EXERCISE REQUIREMENTS >> Provide the number of lines where the word "hour" occurs, and no other text.

EXCERPTED DATA >>
- - -

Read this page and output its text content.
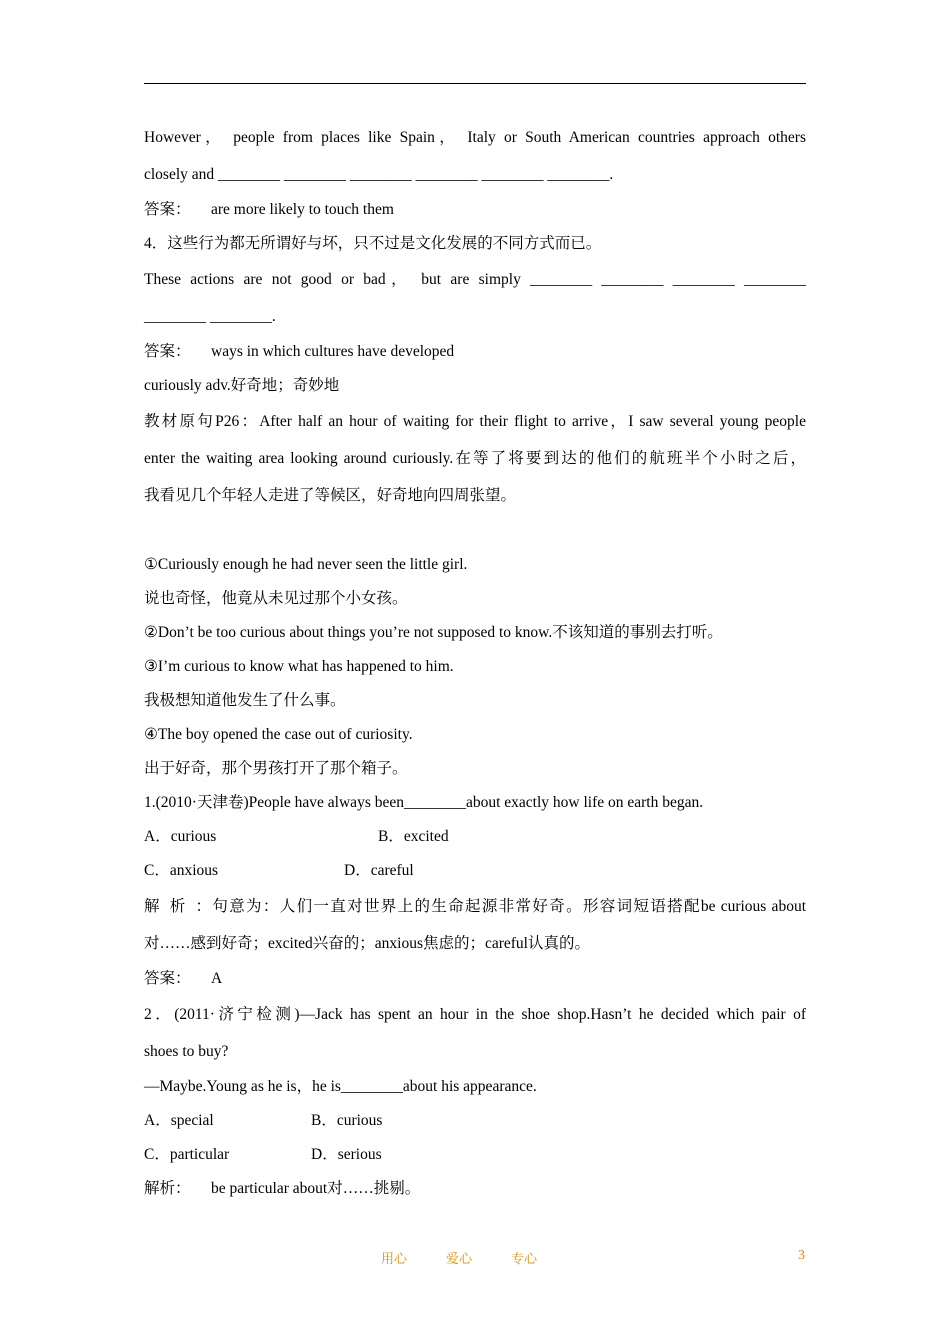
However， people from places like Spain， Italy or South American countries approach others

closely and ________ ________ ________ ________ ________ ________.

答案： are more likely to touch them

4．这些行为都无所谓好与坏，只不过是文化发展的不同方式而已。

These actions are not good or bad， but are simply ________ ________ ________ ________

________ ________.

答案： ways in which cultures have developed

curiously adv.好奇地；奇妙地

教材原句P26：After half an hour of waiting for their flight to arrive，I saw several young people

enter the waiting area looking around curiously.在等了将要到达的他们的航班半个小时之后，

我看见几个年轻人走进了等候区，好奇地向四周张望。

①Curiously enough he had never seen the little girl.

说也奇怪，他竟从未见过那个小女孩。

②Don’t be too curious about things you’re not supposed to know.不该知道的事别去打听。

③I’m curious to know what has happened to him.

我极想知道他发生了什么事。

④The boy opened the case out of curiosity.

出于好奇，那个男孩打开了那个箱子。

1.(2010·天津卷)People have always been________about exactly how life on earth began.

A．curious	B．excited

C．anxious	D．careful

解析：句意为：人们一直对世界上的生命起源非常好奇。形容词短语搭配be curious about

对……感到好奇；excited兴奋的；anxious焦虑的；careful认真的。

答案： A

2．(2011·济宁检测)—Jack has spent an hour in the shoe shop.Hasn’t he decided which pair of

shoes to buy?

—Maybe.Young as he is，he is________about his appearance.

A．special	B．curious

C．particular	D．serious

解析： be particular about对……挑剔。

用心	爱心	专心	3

- - -

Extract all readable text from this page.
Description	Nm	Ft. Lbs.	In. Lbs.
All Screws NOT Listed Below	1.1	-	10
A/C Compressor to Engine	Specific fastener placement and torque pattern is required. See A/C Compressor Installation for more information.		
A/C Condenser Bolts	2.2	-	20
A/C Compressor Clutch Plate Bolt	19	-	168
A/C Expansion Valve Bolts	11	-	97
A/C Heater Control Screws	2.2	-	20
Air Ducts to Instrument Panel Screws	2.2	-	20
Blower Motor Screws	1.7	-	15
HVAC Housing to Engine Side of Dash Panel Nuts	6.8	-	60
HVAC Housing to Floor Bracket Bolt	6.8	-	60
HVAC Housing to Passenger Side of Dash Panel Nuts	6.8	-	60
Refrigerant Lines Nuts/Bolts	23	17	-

- - -

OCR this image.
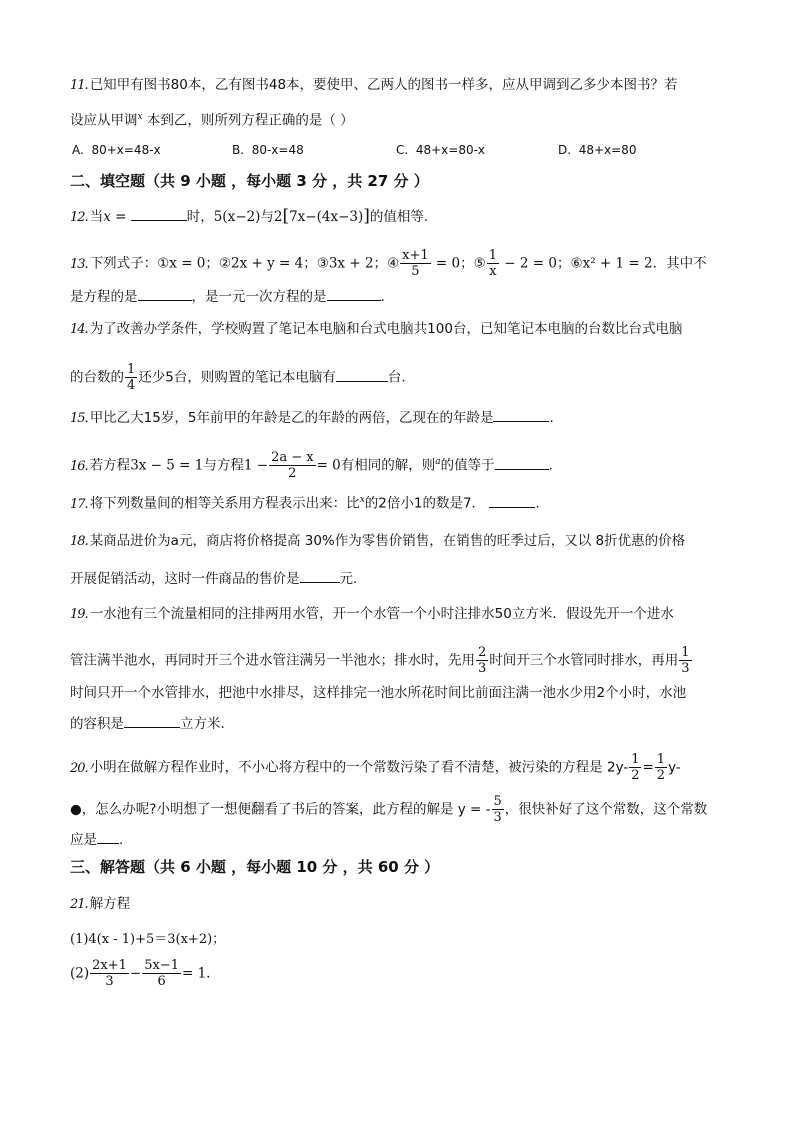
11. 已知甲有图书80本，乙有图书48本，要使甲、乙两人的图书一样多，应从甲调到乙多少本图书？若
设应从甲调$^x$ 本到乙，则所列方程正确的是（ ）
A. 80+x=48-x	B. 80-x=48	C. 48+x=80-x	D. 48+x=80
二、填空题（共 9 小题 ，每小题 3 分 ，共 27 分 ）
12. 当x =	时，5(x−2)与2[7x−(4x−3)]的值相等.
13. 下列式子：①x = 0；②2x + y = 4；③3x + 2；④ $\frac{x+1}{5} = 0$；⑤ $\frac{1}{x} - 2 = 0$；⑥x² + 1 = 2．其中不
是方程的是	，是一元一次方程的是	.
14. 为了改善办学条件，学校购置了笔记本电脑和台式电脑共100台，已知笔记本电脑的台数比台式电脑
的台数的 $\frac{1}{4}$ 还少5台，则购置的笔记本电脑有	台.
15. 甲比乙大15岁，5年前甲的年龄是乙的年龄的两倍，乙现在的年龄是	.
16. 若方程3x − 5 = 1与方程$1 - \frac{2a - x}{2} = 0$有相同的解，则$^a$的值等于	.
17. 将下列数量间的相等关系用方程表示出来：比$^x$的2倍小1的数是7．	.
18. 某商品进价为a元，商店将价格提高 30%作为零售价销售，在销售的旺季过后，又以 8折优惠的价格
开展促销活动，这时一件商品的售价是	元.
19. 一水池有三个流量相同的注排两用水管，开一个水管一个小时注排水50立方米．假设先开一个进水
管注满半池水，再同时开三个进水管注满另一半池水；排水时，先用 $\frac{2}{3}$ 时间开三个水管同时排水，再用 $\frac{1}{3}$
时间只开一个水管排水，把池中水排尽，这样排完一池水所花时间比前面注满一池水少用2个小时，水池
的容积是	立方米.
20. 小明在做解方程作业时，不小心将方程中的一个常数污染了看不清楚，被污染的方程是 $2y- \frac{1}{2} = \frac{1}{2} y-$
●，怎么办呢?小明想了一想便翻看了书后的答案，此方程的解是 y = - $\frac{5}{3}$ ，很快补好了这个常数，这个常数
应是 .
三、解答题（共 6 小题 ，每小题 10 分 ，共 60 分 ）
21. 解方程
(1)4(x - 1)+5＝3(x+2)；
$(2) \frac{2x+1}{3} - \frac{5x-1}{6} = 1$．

- - -

RIGHT ANSWER >> 2